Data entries
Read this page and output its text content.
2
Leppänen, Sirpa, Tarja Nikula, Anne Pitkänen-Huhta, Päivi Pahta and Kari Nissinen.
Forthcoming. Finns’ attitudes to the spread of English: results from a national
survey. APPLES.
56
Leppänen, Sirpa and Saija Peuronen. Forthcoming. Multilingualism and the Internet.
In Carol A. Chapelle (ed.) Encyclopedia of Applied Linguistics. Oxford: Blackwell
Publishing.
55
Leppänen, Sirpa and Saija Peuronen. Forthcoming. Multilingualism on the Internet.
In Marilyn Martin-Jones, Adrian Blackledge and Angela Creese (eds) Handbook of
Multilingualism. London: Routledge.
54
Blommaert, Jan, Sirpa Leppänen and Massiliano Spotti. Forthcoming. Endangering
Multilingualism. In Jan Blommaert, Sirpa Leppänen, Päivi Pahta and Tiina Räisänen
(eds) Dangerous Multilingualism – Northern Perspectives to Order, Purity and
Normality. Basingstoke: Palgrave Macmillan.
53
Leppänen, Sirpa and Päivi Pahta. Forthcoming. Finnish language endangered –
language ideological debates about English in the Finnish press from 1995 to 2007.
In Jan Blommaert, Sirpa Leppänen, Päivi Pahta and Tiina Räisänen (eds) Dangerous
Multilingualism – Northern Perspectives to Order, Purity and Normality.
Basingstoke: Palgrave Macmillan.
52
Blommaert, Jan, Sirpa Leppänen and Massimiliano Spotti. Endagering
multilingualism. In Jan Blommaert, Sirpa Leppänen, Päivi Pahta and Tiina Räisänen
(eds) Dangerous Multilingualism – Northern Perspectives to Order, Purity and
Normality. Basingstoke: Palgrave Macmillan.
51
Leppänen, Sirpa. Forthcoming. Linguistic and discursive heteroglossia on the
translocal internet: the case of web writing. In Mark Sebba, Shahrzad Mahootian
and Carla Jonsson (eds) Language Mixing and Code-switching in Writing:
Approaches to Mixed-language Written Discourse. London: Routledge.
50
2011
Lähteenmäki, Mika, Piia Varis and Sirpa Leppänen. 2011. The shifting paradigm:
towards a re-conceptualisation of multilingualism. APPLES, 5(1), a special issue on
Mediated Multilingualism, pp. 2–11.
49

■ To do ■
Please return the data above exactly as given.

■ Result below ■
Read this page and output its text content.
2
Leppänen, Sirpa, Tarja Nikula, Anne Pitkänen-Huhta, Päivi Pahta and Kari Nissinen.
Forthcoming. Finns’ attitudes to the spread of English: results from a national
survey. APPLES.
56
Leppänen, Sirpa and Saija Peuronen. Forthcoming. Multilingualism and the Internet.
In Carol A. Chapelle (ed.) Encyclopedia of Applied Linguistics. Oxford: Blackwell
Publishing.
55
Leppänen, Sirpa and Saija Peuronen. Forthcoming. Multilingualism on the Internet.
In Marilyn Martin-Jones, Adrian Blackledge and Angela Creese (eds) Handbook of
Multilingualism. London: Routledge.
54
Blommaert, Jan, Sirpa Leppänen and Massiliano Spotti. Forthcoming. Endangering
Multilingualism. In Jan Blommaert, Sirpa Leppänen, Päivi Pahta and Tiina Räisänen
(eds) Dangerous Multilingualism – Northern Perspectives to Order, Purity and
Normality. Basingstoke: Palgrave Macmillan.
53
Leppänen, Sirpa and Päivi Pahta. Forthcoming. Finnish language endangered –
language ideological debates about English in the Finnish press from 1995 to 2007.
In Jan Blommaert, Sirpa Leppänen, Päivi Pahta and Tiina Räisänen (eds) Dangerous
Multilingualism – Northern Perspectives to Order, Purity and Normality.
Basingstoke: Palgrave Macmillan.
52
Blommaert, Jan, Sirpa Leppänen and Massimiliano Spotti. Endagering
multilingualism. In Jan Blommaert, Sirpa Leppänen, Päivi Pahta and Tiina Räisänen
(eds) Dangerous Multilingualism – Northern Perspectives to Order, Purity and
Normality. Basingstoke: Palgrave Macmillan.
51
Leppänen, Sirpa. Forthcoming. Linguistic and discursive heteroglossia on the
translocal internet: the case of web writing. In Mark Sebba, Shahrzad Mahootian
and Carla Jonsson (eds) Language Mixing and Code-switching in Writing:
Approaches to Mixed-language Written Discourse. London: Routledge.
50
2011
Lähteenmäki, Mika, Piia Varis and Sirpa Leppänen. 2011. The shifting paradigm:
towards a re-conceptualisation of multilingualism. APPLES, 5(1), a special issue on
Mediated Multilingualism, pp. 2–11.
49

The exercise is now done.